[Part of a data file]
===
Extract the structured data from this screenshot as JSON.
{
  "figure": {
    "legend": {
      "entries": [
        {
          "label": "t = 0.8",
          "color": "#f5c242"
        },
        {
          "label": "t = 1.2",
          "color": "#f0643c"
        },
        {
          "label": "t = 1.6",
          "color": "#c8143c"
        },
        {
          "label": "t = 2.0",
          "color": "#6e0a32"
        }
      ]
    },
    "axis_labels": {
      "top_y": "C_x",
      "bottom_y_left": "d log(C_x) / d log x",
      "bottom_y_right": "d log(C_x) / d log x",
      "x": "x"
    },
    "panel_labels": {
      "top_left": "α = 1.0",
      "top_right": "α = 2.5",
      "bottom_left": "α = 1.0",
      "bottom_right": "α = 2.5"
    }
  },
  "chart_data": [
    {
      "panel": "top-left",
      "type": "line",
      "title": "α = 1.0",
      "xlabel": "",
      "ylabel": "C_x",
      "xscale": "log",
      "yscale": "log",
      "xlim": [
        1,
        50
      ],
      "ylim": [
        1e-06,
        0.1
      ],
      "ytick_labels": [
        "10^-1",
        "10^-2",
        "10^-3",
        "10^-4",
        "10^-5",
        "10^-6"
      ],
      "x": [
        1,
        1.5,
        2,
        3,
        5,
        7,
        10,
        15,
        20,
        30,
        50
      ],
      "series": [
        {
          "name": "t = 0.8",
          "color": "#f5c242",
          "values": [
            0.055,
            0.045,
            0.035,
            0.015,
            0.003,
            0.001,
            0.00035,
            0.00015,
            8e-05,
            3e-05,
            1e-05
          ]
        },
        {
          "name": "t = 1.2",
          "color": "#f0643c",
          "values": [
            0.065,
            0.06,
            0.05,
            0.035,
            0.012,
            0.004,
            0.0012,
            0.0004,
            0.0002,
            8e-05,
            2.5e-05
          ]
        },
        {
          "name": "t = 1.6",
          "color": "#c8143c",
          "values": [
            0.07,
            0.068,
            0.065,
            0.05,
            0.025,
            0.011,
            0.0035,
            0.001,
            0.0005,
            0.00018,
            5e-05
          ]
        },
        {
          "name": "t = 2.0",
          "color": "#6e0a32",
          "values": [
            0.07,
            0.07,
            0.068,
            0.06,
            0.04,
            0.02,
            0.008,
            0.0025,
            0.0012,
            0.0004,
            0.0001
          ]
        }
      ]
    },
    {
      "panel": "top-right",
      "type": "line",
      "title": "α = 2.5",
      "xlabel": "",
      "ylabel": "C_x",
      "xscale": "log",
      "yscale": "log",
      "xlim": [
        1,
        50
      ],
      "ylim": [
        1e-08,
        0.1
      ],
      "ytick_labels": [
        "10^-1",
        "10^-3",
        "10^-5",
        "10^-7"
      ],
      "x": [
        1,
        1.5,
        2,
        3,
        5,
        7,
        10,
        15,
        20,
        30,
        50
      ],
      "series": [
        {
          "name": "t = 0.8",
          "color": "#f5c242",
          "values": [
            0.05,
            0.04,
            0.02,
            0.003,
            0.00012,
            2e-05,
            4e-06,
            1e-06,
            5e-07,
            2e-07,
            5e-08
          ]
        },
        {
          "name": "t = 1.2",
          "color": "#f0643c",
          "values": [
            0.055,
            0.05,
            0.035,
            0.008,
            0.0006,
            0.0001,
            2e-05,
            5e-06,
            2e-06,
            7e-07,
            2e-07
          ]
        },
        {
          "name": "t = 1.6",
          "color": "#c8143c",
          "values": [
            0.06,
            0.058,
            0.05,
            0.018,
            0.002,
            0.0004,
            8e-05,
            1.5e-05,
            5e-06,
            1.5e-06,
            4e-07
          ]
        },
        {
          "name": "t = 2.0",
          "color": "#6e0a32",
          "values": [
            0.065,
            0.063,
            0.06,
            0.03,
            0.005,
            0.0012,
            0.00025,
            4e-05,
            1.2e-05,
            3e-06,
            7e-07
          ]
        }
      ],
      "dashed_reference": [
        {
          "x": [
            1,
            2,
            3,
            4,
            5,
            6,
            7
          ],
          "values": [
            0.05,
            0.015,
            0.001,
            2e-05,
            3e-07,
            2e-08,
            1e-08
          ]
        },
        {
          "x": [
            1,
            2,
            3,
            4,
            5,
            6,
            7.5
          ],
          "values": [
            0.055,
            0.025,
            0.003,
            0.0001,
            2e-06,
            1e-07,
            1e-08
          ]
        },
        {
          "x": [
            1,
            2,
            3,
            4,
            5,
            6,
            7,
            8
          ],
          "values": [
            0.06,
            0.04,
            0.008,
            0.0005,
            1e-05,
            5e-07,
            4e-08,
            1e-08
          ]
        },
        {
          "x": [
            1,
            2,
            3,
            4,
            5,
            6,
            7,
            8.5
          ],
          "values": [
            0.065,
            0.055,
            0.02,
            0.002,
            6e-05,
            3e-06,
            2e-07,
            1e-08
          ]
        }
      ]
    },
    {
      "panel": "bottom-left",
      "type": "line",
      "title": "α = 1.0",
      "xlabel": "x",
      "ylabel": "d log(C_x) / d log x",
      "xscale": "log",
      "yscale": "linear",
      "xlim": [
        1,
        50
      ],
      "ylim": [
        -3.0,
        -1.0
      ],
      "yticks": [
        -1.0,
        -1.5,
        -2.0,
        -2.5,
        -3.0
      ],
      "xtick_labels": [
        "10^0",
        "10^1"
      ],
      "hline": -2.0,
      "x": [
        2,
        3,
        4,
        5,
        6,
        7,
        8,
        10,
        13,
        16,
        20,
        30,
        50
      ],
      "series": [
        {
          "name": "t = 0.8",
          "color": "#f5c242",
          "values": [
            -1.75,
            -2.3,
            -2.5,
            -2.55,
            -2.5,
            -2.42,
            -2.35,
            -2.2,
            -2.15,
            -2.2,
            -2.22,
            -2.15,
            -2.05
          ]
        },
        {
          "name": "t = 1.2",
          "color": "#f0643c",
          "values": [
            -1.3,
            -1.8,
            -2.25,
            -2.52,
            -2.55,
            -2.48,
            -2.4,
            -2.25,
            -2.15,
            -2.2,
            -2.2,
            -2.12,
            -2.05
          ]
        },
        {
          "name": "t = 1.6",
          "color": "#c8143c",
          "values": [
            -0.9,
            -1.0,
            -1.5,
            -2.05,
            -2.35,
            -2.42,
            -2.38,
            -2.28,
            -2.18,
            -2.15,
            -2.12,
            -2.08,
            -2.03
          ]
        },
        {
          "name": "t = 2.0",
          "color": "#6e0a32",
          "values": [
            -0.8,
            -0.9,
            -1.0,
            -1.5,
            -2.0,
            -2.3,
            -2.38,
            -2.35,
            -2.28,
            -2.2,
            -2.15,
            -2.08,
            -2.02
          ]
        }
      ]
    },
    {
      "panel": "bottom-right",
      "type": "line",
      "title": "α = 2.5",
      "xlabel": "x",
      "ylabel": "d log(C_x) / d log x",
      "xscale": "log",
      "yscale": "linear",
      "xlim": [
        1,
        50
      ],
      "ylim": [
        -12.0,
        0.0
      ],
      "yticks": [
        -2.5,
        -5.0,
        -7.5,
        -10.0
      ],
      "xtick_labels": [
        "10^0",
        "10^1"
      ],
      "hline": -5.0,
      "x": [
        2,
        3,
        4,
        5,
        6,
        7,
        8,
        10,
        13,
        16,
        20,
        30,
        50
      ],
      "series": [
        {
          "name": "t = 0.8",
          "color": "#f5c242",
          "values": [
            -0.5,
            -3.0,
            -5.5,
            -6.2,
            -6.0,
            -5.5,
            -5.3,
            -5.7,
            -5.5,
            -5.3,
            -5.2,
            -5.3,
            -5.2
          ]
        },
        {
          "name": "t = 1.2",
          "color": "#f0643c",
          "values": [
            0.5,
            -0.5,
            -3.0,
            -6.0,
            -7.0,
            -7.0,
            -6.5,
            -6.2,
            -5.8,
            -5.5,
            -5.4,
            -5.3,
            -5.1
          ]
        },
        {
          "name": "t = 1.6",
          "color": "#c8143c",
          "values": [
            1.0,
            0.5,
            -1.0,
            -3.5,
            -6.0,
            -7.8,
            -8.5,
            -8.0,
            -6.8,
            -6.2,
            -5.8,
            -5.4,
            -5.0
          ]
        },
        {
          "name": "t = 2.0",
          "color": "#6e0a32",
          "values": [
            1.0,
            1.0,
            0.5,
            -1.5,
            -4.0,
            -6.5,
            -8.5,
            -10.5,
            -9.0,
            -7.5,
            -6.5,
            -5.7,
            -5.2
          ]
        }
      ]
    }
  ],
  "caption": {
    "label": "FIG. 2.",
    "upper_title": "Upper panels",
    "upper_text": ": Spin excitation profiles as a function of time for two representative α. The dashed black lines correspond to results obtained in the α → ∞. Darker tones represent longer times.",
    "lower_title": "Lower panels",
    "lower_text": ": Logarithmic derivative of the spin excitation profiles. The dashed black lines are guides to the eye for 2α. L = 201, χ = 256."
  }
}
===
**Prompt**. Using the records above, select and copy every line that has the word "lines".

**Final result**.
    "upper_text": ": Spin excitation profiles as a function of time for two representative α. The dashed black lines correspond to results obtained in the α → ∞. Darker tones represent longer times.",
    "lower_text": ": Logarithmic derivative of the spin excitation profiles. The dashed black lines are guides to the eye for 2α. L = 201, χ = 256."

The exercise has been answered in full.